Dataset items:

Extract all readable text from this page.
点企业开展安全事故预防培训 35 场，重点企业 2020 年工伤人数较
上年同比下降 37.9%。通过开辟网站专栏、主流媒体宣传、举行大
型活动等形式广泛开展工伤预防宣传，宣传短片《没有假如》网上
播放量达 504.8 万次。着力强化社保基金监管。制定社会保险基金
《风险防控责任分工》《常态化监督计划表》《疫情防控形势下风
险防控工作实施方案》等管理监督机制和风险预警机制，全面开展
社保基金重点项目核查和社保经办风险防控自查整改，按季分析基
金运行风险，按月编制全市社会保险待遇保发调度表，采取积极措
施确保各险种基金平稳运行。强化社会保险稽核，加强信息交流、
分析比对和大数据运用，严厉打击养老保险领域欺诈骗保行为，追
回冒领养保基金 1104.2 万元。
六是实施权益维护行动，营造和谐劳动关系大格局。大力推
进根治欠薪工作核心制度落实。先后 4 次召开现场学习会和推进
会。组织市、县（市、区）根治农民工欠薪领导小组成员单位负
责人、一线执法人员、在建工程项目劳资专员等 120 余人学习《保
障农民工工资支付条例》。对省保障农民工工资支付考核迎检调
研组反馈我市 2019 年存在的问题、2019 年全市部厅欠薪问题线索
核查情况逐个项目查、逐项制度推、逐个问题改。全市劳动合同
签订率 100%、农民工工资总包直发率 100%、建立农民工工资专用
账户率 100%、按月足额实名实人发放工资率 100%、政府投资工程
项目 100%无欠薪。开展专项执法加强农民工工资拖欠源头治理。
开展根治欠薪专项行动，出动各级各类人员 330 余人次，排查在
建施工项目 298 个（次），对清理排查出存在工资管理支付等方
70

** The exercise **
Output all preceding records character for character.

** Output of the task **
Extract all readable text from this page.
点企业开展安全事故预防培训 35 场，重点企业 2020 年工伤人数较
上年同比下降 37.9%。通过开辟网站专栏、主流媒体宣传、举行大
型活动等形式广泛开展工伤预防宣传，宣传短片《没有假如》网上
播放量达 504.8 万次。着力强化社保基金监管。制定社会保险基金
《风险防控责任分工》《常态化监督计划表》《疫情防控形势下风
险防控工作实施方案》等管理监督机制和风险预警机制，全面开展
社保基金重点项目核查和社保经办风险防控自查整改，按季分析基
金运行风险，按月编制全市社会保险待遇保发调度表，采取积极措
施确保各险种基金平稳运行。强化社会保险稽核，加强信息交流、
分析比对和大数据运用，严厉打击养老保险领域欺诈骗保行为，追
回冒领养保基金 1104.2 万元。
六是实施权益维护行动，营造和谐劳动关系大格局。大力推
进根治欠薪工作核心制度落实。先后 4 次召开现场学习会和推进
会。组织市、县（市、区）根治农民工欠薪领导小组成员单位负
责人、一线执法人员、在建工程项目劳资专员等 120 余人学习《保
障农民工工资支付条例》。对省保障农民工工资支付考核迎检调
研组反馈我市 2019 年存在的问题、2019 年全市部厅欠薪问题线索
核查情况逐个项目查、逐项制度推、逐个问题改。全市劳动合同
签订率 100%、农民工工资总包直发率 100%、建立农民工工资专用
账户率 100%、按月足额实名实人发放工资率 100%、政府投资工程
项目 100%无欠薪。开展专项执法加强农民工工资拖欠源头治理。
开展根治欠薪专项行动，出动各级各类人员 330 余人次，排查在
建施工项目 298 个（次），对清理排查出存在工资管理支付等方
70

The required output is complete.